### WRITTEN EXERCISE
Filter the entries and keep only the lines where the string "decoration" appears.

### INPUT FOR THIS TASK

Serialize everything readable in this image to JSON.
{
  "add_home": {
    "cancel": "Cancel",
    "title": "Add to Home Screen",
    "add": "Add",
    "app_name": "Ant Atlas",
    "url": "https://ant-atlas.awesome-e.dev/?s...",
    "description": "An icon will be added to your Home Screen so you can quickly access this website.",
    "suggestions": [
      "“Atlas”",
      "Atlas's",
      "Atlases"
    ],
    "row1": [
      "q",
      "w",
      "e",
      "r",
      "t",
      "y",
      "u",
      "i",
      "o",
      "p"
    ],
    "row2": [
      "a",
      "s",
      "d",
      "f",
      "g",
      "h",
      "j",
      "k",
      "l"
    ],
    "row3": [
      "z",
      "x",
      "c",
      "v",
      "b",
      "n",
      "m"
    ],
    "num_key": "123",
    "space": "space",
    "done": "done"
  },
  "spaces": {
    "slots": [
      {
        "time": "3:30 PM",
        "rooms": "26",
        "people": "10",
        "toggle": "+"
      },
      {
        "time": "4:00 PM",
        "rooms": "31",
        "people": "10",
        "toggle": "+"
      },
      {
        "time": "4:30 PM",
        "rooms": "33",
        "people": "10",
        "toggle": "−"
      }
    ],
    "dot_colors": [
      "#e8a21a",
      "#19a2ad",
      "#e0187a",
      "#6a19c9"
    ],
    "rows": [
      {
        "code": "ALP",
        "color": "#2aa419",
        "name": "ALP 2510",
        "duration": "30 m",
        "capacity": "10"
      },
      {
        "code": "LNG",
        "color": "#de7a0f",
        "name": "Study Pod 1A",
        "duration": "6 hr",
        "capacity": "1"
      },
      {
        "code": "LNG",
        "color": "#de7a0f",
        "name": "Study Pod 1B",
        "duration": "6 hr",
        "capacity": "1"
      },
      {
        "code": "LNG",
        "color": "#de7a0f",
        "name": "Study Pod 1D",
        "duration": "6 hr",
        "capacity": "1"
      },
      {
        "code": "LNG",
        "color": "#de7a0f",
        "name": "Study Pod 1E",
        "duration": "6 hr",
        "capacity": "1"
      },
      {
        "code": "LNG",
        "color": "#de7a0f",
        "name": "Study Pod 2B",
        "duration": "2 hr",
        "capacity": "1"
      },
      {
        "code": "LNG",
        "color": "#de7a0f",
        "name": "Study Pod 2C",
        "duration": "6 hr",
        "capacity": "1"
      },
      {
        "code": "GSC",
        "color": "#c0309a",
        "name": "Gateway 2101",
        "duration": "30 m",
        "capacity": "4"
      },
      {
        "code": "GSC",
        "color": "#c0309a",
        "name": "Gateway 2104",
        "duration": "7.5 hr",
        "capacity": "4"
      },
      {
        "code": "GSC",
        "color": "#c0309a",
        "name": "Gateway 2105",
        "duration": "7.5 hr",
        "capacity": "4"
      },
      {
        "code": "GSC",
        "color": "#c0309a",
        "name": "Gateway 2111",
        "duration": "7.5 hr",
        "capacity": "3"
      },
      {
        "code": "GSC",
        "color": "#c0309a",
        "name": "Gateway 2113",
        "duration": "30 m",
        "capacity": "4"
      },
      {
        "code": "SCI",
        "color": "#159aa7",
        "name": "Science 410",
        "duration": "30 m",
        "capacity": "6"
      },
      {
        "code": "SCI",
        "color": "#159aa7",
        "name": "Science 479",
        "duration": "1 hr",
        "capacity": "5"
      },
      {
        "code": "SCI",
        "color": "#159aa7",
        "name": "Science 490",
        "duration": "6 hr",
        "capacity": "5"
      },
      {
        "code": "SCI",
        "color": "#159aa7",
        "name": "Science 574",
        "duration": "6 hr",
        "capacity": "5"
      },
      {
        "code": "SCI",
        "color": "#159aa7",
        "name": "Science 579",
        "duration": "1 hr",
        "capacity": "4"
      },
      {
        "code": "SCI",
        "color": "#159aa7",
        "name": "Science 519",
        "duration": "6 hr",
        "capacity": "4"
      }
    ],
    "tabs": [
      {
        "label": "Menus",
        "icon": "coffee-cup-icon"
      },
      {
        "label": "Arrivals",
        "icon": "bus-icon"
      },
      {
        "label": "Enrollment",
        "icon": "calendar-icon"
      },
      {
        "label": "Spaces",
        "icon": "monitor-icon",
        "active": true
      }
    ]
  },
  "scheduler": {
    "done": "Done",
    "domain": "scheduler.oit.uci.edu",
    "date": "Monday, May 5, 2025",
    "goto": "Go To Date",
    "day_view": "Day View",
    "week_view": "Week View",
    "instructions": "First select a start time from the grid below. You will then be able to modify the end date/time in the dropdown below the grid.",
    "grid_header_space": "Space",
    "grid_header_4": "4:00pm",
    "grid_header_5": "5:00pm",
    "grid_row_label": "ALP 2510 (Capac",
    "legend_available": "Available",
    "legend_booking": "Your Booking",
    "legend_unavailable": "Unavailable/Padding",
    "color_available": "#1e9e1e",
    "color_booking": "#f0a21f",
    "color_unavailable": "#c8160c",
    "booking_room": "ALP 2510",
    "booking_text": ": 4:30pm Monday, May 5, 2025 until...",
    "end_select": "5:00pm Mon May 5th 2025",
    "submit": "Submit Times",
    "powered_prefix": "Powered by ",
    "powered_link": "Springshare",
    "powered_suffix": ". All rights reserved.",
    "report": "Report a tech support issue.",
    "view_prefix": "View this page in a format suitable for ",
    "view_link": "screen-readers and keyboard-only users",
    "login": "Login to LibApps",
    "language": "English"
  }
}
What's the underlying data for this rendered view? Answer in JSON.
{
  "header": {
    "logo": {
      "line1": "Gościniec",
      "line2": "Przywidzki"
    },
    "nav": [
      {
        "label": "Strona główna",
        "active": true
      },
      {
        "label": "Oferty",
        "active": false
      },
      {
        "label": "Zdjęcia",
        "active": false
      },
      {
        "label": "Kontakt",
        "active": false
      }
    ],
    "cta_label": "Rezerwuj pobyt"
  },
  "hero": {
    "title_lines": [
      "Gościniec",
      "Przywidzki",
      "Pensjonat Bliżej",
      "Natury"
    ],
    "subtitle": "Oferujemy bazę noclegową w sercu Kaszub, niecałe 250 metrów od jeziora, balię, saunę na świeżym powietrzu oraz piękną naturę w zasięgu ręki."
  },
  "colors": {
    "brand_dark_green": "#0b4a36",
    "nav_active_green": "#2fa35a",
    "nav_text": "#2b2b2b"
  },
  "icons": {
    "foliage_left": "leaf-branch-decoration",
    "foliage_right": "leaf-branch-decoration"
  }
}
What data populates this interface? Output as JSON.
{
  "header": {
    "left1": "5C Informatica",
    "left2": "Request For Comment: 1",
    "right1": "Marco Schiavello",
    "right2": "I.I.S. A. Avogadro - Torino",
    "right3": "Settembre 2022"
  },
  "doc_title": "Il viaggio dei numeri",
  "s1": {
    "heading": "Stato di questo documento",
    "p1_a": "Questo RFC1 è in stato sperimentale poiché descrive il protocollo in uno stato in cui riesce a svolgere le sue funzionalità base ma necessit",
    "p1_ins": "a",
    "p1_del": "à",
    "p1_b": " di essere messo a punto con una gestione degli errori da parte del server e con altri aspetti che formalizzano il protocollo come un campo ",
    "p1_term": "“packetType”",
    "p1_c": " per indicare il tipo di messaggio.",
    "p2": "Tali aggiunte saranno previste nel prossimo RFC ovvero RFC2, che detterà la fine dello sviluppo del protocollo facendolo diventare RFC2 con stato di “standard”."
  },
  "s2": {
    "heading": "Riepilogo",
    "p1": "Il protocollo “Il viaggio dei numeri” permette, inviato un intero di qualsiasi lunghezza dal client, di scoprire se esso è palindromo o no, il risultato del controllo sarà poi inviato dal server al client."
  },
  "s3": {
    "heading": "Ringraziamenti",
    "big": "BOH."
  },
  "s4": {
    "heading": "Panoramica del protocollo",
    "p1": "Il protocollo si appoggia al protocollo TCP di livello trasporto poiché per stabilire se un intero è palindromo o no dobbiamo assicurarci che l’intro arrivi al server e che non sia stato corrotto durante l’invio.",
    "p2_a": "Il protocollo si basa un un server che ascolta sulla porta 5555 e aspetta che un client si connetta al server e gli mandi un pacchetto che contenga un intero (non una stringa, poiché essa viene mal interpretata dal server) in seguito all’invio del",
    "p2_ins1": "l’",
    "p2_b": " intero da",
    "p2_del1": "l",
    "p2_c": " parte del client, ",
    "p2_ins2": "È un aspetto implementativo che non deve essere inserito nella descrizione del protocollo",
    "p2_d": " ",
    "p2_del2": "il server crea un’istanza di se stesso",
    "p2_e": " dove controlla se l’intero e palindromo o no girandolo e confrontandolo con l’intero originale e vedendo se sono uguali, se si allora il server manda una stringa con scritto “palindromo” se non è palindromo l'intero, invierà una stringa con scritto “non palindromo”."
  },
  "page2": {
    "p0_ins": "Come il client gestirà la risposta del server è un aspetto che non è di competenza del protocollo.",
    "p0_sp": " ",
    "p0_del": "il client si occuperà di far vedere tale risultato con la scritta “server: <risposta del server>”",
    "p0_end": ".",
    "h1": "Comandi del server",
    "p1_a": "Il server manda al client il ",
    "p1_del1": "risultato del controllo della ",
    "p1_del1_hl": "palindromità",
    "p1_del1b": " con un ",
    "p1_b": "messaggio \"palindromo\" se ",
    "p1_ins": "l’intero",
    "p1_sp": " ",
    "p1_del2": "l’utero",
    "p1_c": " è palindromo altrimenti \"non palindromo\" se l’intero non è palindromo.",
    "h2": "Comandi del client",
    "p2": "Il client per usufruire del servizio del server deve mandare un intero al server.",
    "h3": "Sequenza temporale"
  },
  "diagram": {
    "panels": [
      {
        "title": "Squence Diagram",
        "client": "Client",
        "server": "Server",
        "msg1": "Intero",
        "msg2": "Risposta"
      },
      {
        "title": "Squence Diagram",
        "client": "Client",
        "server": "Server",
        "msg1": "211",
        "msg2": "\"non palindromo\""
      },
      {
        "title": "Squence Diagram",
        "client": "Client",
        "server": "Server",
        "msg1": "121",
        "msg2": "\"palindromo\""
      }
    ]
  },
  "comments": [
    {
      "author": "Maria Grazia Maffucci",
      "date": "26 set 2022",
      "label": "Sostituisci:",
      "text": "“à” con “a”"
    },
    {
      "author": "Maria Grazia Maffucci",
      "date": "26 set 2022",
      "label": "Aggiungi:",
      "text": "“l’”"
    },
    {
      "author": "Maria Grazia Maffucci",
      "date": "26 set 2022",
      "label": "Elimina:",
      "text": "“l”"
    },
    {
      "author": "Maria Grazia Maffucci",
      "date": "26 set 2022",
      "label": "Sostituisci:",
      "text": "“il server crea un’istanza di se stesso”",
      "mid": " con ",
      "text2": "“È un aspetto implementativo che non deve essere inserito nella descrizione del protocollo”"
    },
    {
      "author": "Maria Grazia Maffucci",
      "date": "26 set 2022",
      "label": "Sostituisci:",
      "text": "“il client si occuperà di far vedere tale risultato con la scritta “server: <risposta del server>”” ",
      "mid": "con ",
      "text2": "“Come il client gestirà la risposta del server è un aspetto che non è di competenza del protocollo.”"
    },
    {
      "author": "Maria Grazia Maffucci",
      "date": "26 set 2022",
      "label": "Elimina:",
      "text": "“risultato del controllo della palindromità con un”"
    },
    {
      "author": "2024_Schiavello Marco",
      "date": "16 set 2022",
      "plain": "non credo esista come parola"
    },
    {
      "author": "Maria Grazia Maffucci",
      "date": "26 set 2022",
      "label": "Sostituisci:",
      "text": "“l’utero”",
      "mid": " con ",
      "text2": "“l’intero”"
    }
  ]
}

### RIGHT ANSWER
    "foliage_left": "leaf-branch-decoration",
    "foliage_right": "leaf-branch-decoration"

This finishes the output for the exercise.